> _Task objective_
Take the material and output all of it exactly.

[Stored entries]
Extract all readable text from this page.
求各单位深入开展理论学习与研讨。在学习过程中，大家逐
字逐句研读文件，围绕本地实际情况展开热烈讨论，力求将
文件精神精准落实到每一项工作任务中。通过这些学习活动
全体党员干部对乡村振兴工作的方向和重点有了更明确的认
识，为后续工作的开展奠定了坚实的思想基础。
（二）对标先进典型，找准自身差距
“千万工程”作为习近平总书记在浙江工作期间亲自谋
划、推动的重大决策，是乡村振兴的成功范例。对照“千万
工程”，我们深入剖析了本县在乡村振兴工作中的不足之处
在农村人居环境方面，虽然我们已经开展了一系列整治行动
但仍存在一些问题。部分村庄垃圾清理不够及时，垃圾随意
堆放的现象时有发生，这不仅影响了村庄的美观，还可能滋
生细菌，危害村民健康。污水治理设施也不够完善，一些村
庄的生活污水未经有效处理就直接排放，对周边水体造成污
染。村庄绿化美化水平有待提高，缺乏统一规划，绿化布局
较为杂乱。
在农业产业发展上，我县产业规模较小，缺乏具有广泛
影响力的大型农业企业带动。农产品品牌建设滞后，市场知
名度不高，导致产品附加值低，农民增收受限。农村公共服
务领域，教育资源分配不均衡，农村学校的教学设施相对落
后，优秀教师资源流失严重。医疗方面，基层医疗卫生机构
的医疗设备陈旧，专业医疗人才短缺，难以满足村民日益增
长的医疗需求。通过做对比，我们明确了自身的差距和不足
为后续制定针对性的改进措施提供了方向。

> _Solution for this task_
Extract all readable text from this page.
求各单位深入开展理论学习与研讨。在学习过程中，大家逐
字逐句研读文件，围绕本地实际情况展开热烈讨论，力求将
文件精神精准落实到每一项工作任务中。通过这些学习活动
全体党员干部对乡村振兴工作的方向和重点有了更明确的认
识，为后续工作的开展奠定了坚实的思想基础。
（二）对标先进典型，找准自身差距
“千万工程”作为习近平总书记在浙江工作期间亲自谋
划、推动的重大决策，是乡村振兴的成功范例。对照“千万
工程”，我们深入剖析了本县在乡村振兴工作中的不足之处
在农村人居环境方面，虽然我们已经开展了一系列整治行动
但仍存在一些问题。部分村庄垃圾清理不够及时，垃圾随意
堆放的现象时有发生，这不仅影响了村庄的美观，还可能滋
生细菌，危害村民健康。污水治理设施也不够完善，一些村
庄的生活污水未经有效处理就直接排放，对周边水体造成污
染。村庄绿化美化水平有待提高，缺乏统一规划，绿化布局
较为杂乱。
在农业产业发展上，我县产业规模较小，缺乏具有广泛
影响力的大型农业企业带动。农产品品牌建设滞后，市场知
名度不高，导致产品附加值低，农民增收受限。农村公共服
务领域，教育资源分配不均衡，农村学校的教学设施相对落
后，优秀教师资源流失严重。医疗方面，基层医疗卫生机构
的医疗设备陈旧，专业医疗人才短缺，难以满足村民日益增
长的医疗需求。通过做对比，我们明确了自身的差距和不足
为后续制定针对性的改进措施提供了方向。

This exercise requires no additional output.